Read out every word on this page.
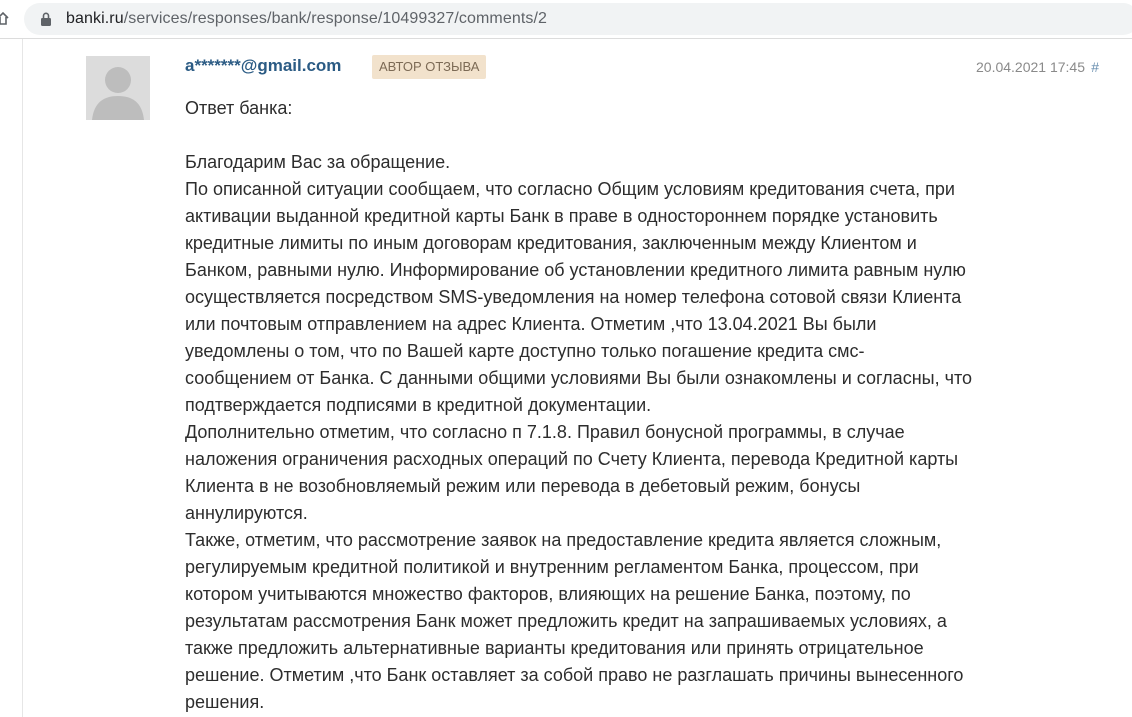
banki.ru/services/responses/bank/response/10499327/comments/2
a*******@gmail.com	АВТОР ОТЗЫВА	20.04.2021 17:45 #

Ответ банка:

Благодарим Вас за обращение.

По описанной ситуации сообщаем, что согласно Общим условиям кредитования счета, при
активации выданной кредитной карты Банк в праве в одностороннем порядке установить
кредитные лимиты по иным договорам кредитования, заключенным между Клиентом и
Банком, равными нулю. Информирование об установлении кредитного лимита равным нулю
осуществляется посредством SMS-уведомления на номер телефона сотовой связи Клиента
или почтовым отправлением на адрес Клиента. Отметим ,что 13.04.2021 Вы были
уведомлены о том, что по Вашей карте доступно только погашение кредита смс-
сообщением от Банка. С данными общими условиями Вы были ознакомлены и согласны, что
подтверждается подписями в кредитной документации.

Дополнительно отметим, что согласно п 7.1.8. Правил бонусной программы, в случае
наложения ограничения расходных операций по Счету Клиента, перевода Кредитной карты
Клиента в не возобновляемый режим или перевода в дебетовый режим, бонусы
аннулируются.

Также, отметим, что рассмотрение заявок на предоставление кредита является сложным,
регулируемым кредитной политикой и внутренним регламентом Банка, процессом, при
котором учитываются множество факторов, влияющих на решение Банка, поэтому, по
результатам рассмотрения Банк может предложить кредит на запрашиваемых условиях, а
также предложить альтернативные варианты кредитования или принять отрицательное
решение. Отметим ,что Банк оставляет за собой право не разглашать причины вынесенного
решения.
····················
_TASK OBJECTIVE_
Using the records above, find and show each line with the string "были".

_WRITTEN RESPONSE_
или почтовым отправлением на адрес Клиента. Отметим ,что 13.04.2021 Вы были
сообщением от Банка. С данными общими условиями Вы были ознакомлены и согласны, что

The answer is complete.